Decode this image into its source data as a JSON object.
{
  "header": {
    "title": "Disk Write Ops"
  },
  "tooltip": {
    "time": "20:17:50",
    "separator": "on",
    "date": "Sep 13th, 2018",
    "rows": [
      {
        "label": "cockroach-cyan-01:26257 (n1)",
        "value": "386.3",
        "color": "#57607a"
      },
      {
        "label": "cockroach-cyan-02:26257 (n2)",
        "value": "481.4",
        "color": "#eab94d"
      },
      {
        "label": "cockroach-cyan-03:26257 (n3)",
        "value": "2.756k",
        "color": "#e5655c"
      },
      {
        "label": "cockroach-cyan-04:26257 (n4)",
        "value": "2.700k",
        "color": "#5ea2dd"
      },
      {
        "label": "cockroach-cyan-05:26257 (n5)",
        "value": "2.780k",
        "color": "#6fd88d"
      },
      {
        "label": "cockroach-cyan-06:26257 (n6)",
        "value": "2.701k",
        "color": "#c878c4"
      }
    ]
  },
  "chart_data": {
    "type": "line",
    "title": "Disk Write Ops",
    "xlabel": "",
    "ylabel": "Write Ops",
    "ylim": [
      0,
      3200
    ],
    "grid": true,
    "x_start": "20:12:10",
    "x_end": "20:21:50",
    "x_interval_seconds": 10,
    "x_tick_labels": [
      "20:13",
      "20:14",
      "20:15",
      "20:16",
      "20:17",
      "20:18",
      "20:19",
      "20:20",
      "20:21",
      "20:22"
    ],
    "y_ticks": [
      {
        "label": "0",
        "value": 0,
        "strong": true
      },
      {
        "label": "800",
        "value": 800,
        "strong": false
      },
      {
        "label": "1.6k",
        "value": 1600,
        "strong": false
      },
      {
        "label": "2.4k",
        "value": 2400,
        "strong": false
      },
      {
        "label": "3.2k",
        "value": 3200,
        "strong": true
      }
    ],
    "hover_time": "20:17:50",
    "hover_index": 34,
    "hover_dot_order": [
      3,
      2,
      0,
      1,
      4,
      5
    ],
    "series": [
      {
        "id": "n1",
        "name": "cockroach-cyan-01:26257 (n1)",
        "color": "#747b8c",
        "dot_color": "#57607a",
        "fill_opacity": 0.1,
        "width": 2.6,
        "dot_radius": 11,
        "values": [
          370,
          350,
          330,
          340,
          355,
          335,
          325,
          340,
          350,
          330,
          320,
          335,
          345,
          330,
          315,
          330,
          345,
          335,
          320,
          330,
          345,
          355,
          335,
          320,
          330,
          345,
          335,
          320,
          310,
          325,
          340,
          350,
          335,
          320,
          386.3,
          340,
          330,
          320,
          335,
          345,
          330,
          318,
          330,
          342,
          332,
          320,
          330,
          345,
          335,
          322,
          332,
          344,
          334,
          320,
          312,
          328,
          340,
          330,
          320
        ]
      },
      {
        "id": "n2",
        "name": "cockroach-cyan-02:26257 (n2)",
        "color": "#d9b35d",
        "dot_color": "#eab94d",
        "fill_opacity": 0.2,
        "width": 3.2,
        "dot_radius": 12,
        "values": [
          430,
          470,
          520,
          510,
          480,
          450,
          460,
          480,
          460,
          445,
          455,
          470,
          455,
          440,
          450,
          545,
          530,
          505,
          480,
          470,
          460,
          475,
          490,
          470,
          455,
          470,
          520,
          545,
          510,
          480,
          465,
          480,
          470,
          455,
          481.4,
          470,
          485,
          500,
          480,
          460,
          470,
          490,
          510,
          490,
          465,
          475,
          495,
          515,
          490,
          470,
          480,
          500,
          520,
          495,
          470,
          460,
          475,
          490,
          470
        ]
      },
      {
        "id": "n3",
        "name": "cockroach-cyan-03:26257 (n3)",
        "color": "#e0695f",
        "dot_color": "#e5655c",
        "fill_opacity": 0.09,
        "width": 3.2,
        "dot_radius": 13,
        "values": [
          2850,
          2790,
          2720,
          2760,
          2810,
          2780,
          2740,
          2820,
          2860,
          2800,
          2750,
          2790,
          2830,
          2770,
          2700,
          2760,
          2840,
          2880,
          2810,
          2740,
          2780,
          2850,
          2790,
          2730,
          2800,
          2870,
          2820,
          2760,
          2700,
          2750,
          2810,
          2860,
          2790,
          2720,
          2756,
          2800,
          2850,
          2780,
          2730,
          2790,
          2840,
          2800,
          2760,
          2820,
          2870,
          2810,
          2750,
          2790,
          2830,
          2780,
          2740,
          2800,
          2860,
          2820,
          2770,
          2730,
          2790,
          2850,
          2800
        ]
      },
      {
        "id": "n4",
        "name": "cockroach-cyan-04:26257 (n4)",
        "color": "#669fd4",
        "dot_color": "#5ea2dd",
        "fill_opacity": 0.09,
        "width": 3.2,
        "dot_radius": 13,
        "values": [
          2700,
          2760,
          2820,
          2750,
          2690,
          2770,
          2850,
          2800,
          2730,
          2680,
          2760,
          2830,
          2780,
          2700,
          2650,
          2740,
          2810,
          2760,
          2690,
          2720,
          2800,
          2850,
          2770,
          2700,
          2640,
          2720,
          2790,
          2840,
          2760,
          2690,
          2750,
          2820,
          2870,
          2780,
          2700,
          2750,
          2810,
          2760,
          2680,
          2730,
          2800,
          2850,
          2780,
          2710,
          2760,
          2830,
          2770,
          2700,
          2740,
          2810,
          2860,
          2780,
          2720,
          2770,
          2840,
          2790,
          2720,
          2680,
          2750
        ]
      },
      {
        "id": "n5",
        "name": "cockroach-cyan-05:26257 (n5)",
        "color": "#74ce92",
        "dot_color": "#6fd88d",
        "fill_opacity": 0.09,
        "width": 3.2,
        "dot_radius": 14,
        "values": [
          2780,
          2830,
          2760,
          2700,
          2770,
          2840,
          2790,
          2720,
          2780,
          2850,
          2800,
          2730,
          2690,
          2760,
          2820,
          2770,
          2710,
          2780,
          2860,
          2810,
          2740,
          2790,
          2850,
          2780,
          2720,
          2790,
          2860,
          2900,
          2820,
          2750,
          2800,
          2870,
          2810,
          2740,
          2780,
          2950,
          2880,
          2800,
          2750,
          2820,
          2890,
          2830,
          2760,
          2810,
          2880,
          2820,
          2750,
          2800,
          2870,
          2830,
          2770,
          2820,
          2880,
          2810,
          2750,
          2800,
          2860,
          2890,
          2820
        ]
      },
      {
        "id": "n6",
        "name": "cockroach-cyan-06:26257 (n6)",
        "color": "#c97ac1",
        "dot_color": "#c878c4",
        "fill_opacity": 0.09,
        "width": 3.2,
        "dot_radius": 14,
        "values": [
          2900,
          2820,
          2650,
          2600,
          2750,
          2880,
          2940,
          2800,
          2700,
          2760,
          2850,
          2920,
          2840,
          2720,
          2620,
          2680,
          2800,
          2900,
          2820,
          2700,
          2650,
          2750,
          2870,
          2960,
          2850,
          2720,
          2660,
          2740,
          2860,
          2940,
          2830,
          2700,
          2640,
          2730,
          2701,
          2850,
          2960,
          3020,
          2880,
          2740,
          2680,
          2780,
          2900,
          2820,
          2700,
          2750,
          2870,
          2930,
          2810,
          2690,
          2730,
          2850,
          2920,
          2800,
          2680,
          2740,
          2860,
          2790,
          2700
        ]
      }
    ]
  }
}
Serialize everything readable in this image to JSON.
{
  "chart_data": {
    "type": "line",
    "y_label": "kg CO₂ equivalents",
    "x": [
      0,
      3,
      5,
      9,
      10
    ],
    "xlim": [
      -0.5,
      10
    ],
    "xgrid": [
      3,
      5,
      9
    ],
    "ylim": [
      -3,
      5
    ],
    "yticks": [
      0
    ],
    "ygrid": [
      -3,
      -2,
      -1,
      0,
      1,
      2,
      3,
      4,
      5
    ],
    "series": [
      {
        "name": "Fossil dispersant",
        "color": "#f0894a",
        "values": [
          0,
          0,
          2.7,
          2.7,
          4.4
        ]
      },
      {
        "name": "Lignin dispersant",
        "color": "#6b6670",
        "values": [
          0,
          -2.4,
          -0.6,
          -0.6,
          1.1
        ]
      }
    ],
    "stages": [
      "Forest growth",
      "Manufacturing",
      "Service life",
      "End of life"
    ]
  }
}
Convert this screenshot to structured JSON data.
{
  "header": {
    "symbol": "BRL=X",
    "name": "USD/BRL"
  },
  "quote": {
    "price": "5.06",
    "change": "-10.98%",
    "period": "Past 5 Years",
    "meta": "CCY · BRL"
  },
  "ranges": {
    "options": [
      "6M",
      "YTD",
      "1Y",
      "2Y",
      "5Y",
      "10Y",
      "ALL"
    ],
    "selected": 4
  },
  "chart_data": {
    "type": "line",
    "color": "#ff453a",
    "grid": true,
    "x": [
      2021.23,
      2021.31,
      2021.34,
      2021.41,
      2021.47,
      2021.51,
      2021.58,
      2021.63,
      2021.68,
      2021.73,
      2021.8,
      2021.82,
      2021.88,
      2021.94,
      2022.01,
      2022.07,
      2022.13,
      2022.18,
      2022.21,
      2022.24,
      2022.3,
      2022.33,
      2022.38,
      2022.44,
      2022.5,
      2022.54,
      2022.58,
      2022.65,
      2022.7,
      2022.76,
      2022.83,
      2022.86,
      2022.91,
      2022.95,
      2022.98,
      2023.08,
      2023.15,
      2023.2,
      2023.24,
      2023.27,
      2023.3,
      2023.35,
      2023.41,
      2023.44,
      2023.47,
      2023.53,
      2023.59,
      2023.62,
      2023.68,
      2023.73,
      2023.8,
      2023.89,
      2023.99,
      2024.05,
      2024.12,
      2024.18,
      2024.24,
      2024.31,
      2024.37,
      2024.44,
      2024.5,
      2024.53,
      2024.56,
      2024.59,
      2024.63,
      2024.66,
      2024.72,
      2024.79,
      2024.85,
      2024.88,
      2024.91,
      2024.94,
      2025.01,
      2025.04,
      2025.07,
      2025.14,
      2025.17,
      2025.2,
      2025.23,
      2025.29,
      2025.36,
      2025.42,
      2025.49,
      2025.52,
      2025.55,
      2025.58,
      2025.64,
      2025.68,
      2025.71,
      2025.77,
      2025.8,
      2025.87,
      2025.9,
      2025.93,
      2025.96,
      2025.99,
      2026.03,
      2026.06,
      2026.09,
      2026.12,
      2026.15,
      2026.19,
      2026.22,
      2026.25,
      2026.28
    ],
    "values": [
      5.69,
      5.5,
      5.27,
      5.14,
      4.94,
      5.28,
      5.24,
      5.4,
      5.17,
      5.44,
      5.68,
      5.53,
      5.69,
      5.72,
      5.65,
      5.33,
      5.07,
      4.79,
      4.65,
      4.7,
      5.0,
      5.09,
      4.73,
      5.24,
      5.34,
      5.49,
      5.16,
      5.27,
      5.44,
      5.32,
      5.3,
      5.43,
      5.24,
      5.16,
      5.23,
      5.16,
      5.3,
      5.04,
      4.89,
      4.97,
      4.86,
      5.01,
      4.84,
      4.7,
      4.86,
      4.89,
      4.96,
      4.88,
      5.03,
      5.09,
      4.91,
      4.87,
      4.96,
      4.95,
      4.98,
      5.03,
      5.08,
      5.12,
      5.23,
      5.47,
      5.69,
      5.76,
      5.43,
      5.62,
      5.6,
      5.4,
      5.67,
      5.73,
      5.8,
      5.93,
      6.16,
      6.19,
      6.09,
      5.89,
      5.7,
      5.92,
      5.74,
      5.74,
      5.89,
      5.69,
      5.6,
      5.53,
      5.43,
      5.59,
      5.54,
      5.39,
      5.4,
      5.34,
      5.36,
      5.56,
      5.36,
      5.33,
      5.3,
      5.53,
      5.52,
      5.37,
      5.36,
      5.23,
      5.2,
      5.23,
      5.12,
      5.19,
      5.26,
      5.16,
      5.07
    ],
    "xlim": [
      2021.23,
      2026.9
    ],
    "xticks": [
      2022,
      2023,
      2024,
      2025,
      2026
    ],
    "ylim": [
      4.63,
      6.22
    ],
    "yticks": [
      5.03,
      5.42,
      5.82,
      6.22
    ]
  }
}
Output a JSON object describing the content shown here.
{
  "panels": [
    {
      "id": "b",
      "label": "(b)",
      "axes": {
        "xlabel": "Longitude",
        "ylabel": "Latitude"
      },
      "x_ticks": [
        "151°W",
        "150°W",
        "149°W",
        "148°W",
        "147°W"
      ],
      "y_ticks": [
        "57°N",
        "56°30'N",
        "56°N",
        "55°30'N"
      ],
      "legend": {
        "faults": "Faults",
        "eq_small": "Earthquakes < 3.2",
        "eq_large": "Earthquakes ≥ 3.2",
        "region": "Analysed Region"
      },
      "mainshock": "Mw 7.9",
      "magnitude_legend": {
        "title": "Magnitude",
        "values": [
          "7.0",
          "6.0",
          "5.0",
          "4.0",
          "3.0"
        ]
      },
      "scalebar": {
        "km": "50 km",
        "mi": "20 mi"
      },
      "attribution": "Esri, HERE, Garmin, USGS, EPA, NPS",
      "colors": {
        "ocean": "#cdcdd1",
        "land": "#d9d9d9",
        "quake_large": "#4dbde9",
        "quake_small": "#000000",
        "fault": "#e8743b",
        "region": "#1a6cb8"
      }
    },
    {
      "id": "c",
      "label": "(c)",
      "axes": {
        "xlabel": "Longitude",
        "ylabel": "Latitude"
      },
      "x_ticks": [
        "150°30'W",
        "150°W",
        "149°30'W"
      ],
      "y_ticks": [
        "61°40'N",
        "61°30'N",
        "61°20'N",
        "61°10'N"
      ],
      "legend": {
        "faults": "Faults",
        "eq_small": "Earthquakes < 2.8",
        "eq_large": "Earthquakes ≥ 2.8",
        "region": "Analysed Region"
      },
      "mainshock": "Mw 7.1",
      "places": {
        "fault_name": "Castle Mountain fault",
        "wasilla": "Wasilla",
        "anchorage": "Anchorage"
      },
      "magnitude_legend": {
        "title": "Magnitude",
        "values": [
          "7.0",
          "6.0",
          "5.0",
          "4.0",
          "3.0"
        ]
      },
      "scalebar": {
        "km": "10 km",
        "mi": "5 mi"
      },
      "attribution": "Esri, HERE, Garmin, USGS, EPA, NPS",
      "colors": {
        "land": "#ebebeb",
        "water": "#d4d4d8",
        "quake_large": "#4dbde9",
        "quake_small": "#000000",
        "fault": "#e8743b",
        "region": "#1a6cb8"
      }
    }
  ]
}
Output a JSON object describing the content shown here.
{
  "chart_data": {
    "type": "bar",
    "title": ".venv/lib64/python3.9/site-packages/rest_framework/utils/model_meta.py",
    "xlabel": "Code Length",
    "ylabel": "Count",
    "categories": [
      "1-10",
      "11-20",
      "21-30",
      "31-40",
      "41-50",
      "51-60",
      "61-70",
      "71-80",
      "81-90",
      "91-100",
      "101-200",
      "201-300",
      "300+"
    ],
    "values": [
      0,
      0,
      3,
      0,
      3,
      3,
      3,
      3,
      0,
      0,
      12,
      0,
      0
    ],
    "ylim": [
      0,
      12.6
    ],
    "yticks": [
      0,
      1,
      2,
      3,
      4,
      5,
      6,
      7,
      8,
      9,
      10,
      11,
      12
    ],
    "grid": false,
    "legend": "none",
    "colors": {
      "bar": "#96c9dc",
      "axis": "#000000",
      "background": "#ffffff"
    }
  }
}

EXERCISE PROMPT. Gather every line from the listing above in which the word "image" appears.

WRITTEN SOLUTION.
Decode this image into its source data as a JSON object.
Serialize everything readable in this image to JSON.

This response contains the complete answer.